◆ **WHAT TO DO**
Every entry that follows should be reproduced exactly.

◆ **EXTRACTED INFORMATION**
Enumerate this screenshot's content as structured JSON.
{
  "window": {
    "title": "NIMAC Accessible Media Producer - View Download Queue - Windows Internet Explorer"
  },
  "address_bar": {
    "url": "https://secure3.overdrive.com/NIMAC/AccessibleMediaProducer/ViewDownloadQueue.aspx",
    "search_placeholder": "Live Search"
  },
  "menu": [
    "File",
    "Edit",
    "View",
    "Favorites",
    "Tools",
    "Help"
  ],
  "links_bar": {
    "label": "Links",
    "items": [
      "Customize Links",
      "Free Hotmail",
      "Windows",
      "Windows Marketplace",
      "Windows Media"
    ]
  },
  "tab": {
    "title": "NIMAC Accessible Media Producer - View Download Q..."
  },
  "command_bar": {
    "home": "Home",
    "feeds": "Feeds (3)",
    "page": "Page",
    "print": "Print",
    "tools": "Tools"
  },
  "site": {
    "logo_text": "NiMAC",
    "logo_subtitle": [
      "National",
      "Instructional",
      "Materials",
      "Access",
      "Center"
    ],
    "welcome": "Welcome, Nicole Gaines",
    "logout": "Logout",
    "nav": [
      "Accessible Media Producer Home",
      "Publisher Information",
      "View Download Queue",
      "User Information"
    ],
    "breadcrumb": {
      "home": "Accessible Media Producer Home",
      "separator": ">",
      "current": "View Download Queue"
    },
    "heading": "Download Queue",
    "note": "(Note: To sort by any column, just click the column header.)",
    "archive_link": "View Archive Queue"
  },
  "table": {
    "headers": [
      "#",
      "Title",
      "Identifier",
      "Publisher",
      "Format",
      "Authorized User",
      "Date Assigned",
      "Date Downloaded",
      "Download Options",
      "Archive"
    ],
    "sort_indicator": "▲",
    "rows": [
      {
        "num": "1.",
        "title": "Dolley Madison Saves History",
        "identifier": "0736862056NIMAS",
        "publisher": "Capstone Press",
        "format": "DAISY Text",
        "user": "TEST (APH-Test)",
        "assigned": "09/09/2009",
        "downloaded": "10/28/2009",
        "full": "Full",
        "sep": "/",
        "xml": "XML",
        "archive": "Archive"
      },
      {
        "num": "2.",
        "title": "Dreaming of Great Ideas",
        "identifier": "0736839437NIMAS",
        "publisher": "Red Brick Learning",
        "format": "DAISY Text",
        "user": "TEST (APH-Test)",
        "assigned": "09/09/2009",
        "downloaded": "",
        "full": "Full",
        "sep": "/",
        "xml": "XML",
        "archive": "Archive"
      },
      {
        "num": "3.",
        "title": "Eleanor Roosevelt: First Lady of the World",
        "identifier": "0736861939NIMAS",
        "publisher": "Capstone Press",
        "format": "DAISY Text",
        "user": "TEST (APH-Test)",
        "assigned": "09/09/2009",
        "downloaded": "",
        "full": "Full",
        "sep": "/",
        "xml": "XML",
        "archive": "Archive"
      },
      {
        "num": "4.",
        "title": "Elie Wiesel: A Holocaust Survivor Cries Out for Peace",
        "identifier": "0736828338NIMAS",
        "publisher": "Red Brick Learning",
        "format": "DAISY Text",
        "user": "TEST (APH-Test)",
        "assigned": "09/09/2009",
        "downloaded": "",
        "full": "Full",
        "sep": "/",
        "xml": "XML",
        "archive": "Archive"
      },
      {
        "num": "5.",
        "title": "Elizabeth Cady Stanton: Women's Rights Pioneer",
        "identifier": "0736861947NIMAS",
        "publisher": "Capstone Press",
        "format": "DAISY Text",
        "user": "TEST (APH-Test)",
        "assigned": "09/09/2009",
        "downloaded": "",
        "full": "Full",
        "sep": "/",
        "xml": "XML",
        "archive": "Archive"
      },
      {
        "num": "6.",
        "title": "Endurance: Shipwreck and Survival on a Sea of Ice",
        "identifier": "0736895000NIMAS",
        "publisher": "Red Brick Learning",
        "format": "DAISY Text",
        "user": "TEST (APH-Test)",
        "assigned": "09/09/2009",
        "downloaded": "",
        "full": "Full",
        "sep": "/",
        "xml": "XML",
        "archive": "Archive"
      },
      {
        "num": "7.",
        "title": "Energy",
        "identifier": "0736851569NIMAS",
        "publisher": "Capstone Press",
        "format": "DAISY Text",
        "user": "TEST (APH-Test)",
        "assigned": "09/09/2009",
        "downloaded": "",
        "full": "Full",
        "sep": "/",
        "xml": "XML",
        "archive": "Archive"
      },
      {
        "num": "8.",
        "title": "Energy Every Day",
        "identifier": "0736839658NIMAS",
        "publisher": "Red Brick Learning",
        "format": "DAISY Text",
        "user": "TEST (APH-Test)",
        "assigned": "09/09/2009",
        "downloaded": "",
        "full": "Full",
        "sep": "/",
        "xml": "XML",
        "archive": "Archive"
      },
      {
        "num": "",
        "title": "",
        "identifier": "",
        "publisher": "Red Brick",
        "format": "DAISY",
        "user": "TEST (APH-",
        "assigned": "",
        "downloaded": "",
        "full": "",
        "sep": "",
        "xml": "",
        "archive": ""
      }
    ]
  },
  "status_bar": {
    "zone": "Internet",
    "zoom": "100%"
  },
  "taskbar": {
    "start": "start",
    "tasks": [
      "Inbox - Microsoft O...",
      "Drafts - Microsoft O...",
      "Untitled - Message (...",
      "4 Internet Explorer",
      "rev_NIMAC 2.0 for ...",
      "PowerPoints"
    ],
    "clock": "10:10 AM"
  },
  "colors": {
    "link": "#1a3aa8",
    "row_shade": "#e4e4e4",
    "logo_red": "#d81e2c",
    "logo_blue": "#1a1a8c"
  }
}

◆ **RESPONSE**
Enumerate this screenshot's content as structured JSON.
{
  "window": {
    "title": "NIMAC Accessible Media Producer - View Download Queue - Windows Internet Explorer"
  },
  "address_bar": {
    "url": "https://secure3.overdrive.com/NIMAC/AccessibleMediaProducer/ViewDownloadQueue.aspx",
    "search_placeholder": "Live Search"
  },
  "menu": [
    "File",
    "Edit",
    "View",
    "Favorites",
    "Tools",
    "Help"
  ],
  "links_bar": {
    "label": "Links",
    "items": [
      "Customize Links",
      "Free Hotmail",
      "Windows",
      "Windows Marketplace",
      "Windows Media"
    ]
  },
  "tab": {
    "title": "NIMAC Accessible Media Producer - View Download Q..."
  },
  "command_bar": {
    "home": "Home",
    "feeds": "Feeds (3)",
    "page": "Page",
    "print": "Print",
    "tools": "Tools"
  },
  "site": {
    "logo_text": "NiMAC",
    "logo_subtitle": [
      "National",
      "Instructional",
      "Materials",
      "Access",
      "Center"
    ],
    "welcome": "Welcome, Nicole Gaines",
    "logout": "Logout",
    "nav": [
      "Accessible Media Producer Home",
      "Publisher Information",
      "View Download Queue",
      "User Information"
    ],
    "breadcrumb": {
      "home": "Accessible Media Producer Home",
      "separator": ">",
      "current": "View Download Queue"
    },
    "heading": "Download Queue",
    "note": "(Note: To sort by any column, just click the column header.)",
    "archive_link": "View Archive Queue"
  },
  "table": {
    "headers": [
      "#",
      "Title",
      "Identifier",
      "Publisher",
      "Format",
      "Authorized User",
      "Date Assigned",
      "Date Downloaded",
      "Download Options",
      "Archive"
    ],
    "sort_indicator": "▲",
    "rows": [
      {
        "num": "1.",
        "title": "Dolley Madison Saves History",
        "identifier": "0736862056NIMAS",
        "publisher": "Capstone Press",
        "format": "DAISY Text",
        "user": "TEST (APH-Test)",
        "assigned": "09/09/2009",
        "downloaded": "10/28/2009",
        "full": "Full",
        "sep": "/",
        "xml": "XML",
        "archive": "Archive"
      },
      {
        "num": "2.",
        "title": "Dreaming of Great Ideas",
        "identifier": "0736839437NIMAS",
        "publisher": "Red Brick Learning",
        "format": "DAISY Text",
        "user": "TEST (APH-Test)",
        "assigned": "09/09/2009",
        "downloaded": "",
        "full": "Full",
        "sep": "/",
        "xml": "XML",
        "archive": "Archive"
      },
      {
        "num": "3.",
        "title": "Eleanor Roosevelt: First Lady of the World",
        "identifier": "0736861939NIMAS",
        "publisher": "Capstone Press",
        "format": "DAISY Text",
        "user": "TEST (APH-Test)",
        "assigned": "09/09/2009",
        "downloaded": "",
        "full": "Full",
        "sep": "/",
        "xml": "XML",
        "archive": "Archive"
      },
      {
        "num": "4.",
        "title": "Elie Wiesel: A Holocaust Survivor Cries Out for Peace",
        "identifier": "0736828338NIMAS",
        "publisher": "Red Brick Learning",
        "format": "DAISY Text",
        "user": "TEST (APH-Test)",
        "assigned": "09/09/2009",
        "downloaded": "",
        "full": "Full",
        "sep": "/",
        "xml": "XML",
        "archive": "Archive"
      },
      {
        "num": "5.",
        "title": "Elizabeth Cady Stanton: Women's Rights Pioneer",
        "identifier": "0736861947NIMAS",
        "publisher": "Capstone Press",
        "format": "DAISY Text",
        "user": "TEST (APH-Test)",
        "assigned": "09/09/2009",
        "downloaded": "",
        "full": "Full",
        "sep": "/",
        "xml": "XML",
        "archive": "Archive"
      },
      {
        "num": "6.",
        "title": "Endurance: Shipwreck and Survival on a Sea of Ice",
        "identifier": "0736895000NIMAS",
        "publisher": "Red Brick Learning",
        "format": "DAISY Text",
        "user": "TEST (APH-Test)",
        "assigned": "09/09/2009",
        "downloaded": "",
        "full": "Full",
        "sep": "/",
        "xml": "XML",
        "archive": "Archive"
      },
      {
        "num": "7.",
        "title": "Energy",
        "identifier": "0736851569NIMAS",
        "publisher": "Capstone Press",
        "format": "DAISY Text",
        "user": "TEST (APH-Test)",
        "assigned": "09/09/2009",
        "downloaded": "",
        "full": "Full",
        "sep": "/",
        "xml": "XML",
        "archive": "Archive"
      },
      {
        "num": "8.",
        "title": "Energy Every Day",
        "identifier": "0736839658NIMAS",
        "publisher": "Red Brick Learning",
        "format": "DAISY Text",
        "user": "TEST (APH-Test)",
        "assigned": "09/09/2009",
        "downloaded": "",
        "full": "Full",
        "sep": "/",
        "xml": "XML",
        "archive": "Archive"
      },
      {
        "num": "",
        "title": "",
        "identifier": "",
        "publisher": "Red Brick",
        "format": "DAISY",
        "user": "TEST (APH-",
        "assigned": "",
        "downloaded": "",
        "full": "",
        "sep": "",
        "xml": "",
        "archive": ""
      }
    ]
  },
  "status_bar": {
    "zone": "Internet",
    "zoom": "100%"
  },
  "taskbar": {
    "start": "start",
    "tasks": [
      "Inbox - Microsoft O...",
      "Drafts - Microsoft O...",
      "Untitled - Message (...",
      "4 Internet Explorer",
      "rev_NIMAC 2.0 for ...",
      "PowerPoints"
    ],
    "clock": "10:10 AM"
  },
  "colors": {
    "link": "#1a3aa8",
    "row_shade": "#e4e4e4",
    "logo_red": "#d81e2c",
    "logo_blue": "#1a1a8c"
  }
}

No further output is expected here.